Work instructions » Output all of the data below exactly as given.

Stored rows »
•••••

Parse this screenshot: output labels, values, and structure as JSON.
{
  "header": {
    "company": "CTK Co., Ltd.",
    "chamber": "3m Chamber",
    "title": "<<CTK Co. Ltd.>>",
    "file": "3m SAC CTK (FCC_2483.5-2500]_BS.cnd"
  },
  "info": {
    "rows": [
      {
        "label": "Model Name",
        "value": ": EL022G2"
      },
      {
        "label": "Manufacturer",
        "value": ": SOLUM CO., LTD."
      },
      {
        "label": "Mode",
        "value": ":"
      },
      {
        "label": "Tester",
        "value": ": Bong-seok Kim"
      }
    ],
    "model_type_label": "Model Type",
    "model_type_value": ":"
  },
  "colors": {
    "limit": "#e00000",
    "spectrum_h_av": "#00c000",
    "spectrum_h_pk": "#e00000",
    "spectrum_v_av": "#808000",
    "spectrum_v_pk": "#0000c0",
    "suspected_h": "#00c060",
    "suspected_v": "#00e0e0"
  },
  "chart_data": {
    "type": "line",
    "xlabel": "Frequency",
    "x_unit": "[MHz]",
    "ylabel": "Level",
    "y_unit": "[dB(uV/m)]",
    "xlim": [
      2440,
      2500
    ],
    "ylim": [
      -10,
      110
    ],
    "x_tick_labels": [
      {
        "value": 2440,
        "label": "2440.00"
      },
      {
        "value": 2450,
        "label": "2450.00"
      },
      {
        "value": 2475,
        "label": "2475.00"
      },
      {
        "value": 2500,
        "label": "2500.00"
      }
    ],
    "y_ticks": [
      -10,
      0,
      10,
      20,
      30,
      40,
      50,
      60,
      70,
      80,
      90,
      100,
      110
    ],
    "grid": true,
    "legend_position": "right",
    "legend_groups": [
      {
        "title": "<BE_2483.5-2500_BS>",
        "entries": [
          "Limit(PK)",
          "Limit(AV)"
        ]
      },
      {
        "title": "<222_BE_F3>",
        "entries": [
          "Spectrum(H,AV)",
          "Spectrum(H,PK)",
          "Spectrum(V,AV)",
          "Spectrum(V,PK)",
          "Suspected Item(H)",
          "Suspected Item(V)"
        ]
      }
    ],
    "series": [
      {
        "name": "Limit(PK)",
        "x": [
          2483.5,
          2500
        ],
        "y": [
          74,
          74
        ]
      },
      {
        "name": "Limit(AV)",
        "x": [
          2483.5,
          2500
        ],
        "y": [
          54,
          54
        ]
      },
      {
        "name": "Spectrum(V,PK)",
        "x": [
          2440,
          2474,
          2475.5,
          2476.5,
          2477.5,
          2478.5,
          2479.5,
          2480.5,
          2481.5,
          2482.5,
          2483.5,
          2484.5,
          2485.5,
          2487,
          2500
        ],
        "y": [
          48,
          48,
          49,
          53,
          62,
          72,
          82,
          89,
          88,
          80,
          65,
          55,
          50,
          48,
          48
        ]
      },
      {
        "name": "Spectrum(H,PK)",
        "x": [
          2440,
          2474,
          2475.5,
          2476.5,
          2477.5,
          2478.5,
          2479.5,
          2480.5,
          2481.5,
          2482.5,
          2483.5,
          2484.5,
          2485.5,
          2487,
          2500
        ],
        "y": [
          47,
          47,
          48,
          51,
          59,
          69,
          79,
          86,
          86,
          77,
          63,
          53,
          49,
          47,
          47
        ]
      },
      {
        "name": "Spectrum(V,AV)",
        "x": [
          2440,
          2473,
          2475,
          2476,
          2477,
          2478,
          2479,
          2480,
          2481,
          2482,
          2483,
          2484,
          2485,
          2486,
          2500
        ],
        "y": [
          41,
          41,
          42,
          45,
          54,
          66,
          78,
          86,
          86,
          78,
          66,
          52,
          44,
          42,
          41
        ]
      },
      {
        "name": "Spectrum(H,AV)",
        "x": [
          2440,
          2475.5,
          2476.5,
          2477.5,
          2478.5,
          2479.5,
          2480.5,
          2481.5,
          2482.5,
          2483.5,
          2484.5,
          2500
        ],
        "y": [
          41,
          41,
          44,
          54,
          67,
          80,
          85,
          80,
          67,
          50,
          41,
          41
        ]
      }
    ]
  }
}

•••••

The reply »
Parse this screenshot: output labels, values, and structure as JSON.
{
  "header": {
    "company": "CTK Co., Ltd.",
    "chamber": "3m Chamber",
    "title": "<<CTK Co. Ltd.>>",
    "file": "3m SAC CTK (FCC_2483.5-2500]_BS.cnd"
  },
  "info": {
    "rows": [
      {
        "label": "Model Name",
        "value": ": EL022G2"
      },
      {
        "label": "Manufacturer",
        "value": ": SOLUM CO., LTD."
      },
      {
        "label": "Mode",
        "value": ":"
      },
      {
        "label": "Tester",
        "value": ": Bong-seok Kim"
      }
    ],
    "model_type_label": "Model Type",
    "model_type_value": ":"
  },
  "colors": {
    "limit": "#e00000",
    "spectrum_h_av": "#00c000",
    "spectrum_h_pk": "#e00000",
    "spectrum_v_av": "#808000",
    "spectrum_v_pk": "#0000c0",
    "suspected_h": "#00c060",
    "suspected_v": "#00e0e0"
  },
  "chart_data": {
    "type": "line",
    "xlabel": "Frequency",
    "x_unit": "[MHz]",
    "ylabel": "Level",
    "y_unit": "[dB(uV/m)]",
    "xlim": [
      2440,
      2500
    ],
    "ylim": [
      -10,
      110
    ],
    "x_tick_labels": [
      {
        "value": 2440,
        "label": "2440.00"
      },
      {
        "value": 2450,
        "label": "2450.00"
      },
      {
        "value": 2475,
        "label": "2475.00"
      },
      {
        "value": 2500,
        "label": "2500.00"
      }
    ],
    "y_ticks": [
      -10,
      0,
      10,
      20,
      30,
      40,
      50,
      60,
      70,
      80,
      90,
      100,
      110
    ],
    "grid": true,
    "legend_position": "right",
    "legend_groups": [
      {
        "title": "<BE_2483.5-2500_BS>",
        "entries": [
          "Limit(PK)",
          "Limit(AV)"
        ]
      },
      {
        "title": "<222_BE_F3>",
        "entries": [
          "Spectrum(H,AV)",
          "Spectrum(H,PK)",
          "Spectrum(V,AV)",
          "Spectrum(V,PK)",
          "Suspected Item(H)",
          "Suspected Item(V)"
        ]
      }
    ],
    "series": [
      {
        "name": "Limit(PK)",
        "x": [
          2483.5,
          2500
        ],
        "y": [
          74,
          74
        ]
      },
      {
        "name": "Limit(AV)",
        "x": [
          2483.5,
          2500
        ],
        "y": [
          54,
          54
        ]
      },
      {
        "name": "Spectrum(V,PK)",
        "x": [
          2440,
          2474,
          2475.5,
          2476.5,
          2477.5,
          2478.5,
          2479.5,
          2480.5,
          2481.5,
          2482.5,
          2483.5,
          2484.5,
          2485.5,
          2487,
          2500
        ],
        "y": [
          48,
          48,
          49,
          53,
          62,
          72,
          82,
          89,
          88,
          80,
          65,
          55,
          50,
          48,
          48
        ]
      },
      {
        "name": "Spectrum(H,PK)",
        "x": [
          2440,
          2474,
          2475.5,
          2476.5,
          2477.5,
          2478.5,
          2479.5,
          2480.5,
          2481.5,
          2482.5,
          2483.5,
          2484.5,
          2485.5,
          2487,
          2500
        ],
        "y": [
          47,
          47,
          48,
          51,
          59,
          69,
          79,
          86,
          86,
          77,
          63,
          53,
          49,
          47,
          47
        ]
      },
      {
        "name": "Spectrum(V,AV)",
        "x": [
          2440,
          2473,
          2475,
          2476,
          2477,
          2478,
          2479,
          2480,
          2481,
          2482,
          2483,
          2484,
          2485,
          2486,
          2500
        ],
        "y": [
          41,
          41,
          42,
          45,
          54,
          66,
          78,
          86,
          86,
          78,
          66,
          52,
          44,
          42,
          41
        ]
      },
      {
        "name": "Spectrum(H,AV)",
        "x": [
          2440,
          2475.5,
          2476.5,
          2477.5,
          2478.5,
          2479.5,
          2480.5,
          2481.5,
          2482.5,
          2483.5,
          2484.5,
          2500
        ],
        "y": [
          41,
          41,
          44,
          54,
          67,
          80,
          85,
          80,
          67,
          50,
          41,
          41
        ]
      }
    ]
  }
}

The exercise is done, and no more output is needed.